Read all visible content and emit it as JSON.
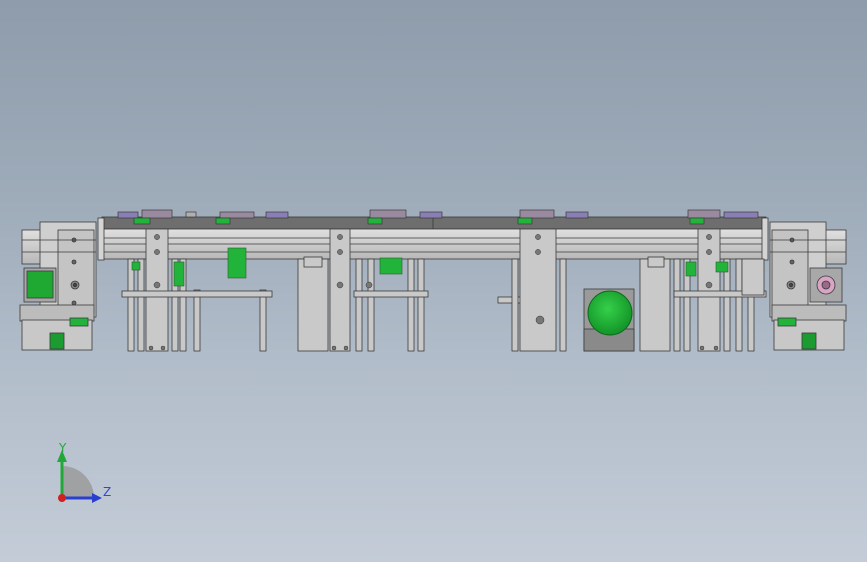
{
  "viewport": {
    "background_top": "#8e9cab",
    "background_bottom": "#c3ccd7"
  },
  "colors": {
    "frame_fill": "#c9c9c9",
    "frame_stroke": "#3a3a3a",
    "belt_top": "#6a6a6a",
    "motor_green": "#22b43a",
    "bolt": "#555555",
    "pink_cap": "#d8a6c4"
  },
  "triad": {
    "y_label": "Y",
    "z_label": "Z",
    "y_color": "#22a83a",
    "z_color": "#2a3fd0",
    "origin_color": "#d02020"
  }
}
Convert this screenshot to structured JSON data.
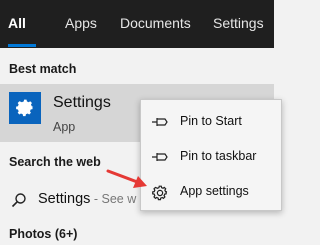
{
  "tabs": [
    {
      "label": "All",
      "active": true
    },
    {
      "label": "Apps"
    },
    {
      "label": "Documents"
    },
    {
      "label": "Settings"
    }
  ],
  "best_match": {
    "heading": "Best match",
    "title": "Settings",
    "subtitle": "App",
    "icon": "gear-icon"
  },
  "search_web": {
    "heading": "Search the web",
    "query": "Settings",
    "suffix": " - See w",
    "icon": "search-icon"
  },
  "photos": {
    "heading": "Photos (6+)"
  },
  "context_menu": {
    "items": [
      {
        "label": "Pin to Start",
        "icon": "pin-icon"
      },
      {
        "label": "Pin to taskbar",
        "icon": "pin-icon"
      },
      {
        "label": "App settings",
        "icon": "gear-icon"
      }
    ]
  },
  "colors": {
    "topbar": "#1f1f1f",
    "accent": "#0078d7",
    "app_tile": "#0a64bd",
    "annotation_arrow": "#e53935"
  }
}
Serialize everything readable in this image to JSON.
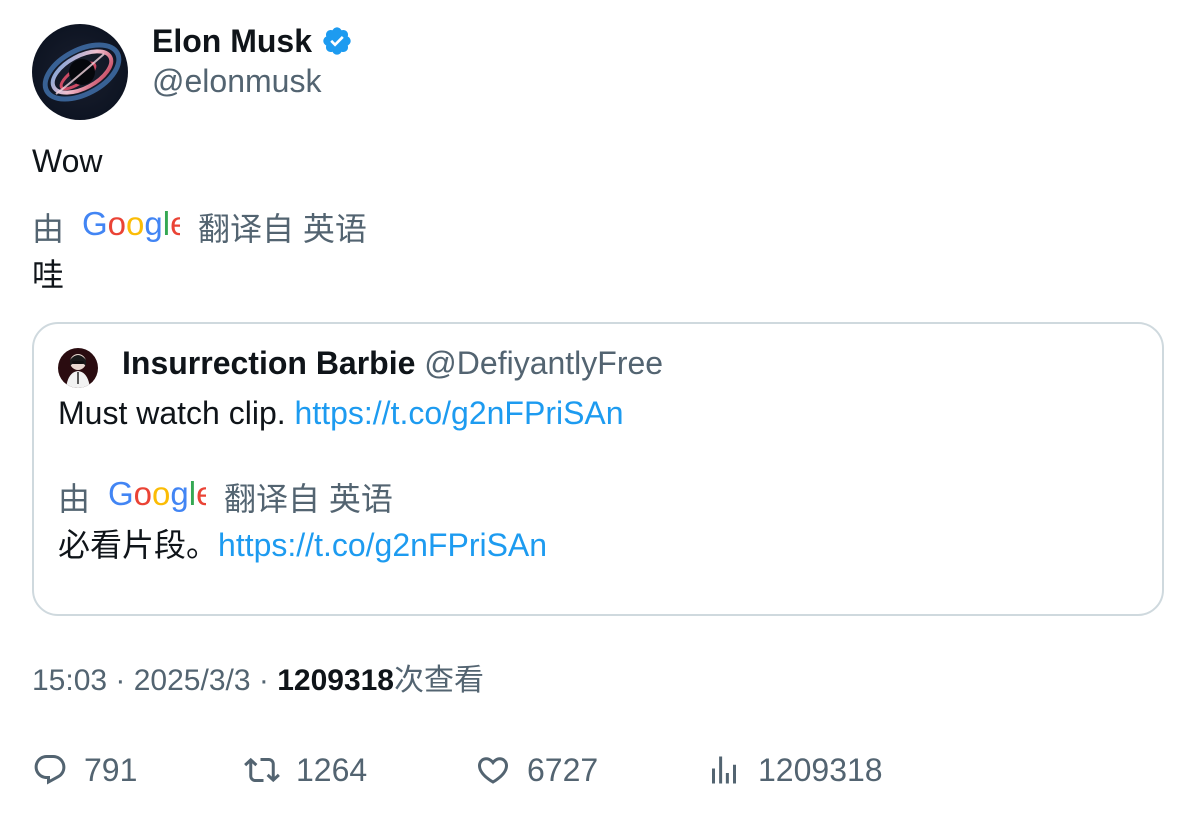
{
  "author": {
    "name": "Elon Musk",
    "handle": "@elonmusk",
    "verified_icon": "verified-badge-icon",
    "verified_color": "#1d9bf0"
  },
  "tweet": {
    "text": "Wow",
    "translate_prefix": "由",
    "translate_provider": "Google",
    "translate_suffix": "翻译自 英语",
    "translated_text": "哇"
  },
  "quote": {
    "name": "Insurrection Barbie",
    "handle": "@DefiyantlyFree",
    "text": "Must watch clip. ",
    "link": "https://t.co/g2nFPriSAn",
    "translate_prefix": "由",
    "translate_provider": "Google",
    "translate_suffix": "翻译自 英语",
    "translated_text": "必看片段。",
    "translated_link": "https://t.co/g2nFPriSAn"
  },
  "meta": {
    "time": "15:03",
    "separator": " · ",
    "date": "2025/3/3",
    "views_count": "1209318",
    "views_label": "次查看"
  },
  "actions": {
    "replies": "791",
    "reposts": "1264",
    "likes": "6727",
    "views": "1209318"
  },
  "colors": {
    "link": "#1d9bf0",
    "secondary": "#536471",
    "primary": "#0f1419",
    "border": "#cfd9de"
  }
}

### What the task asks
In the records above, locate every line with the string "name" and copy it.

### Final result
    "name": "Elon Musk",
    "name": "Insurrection Barbie",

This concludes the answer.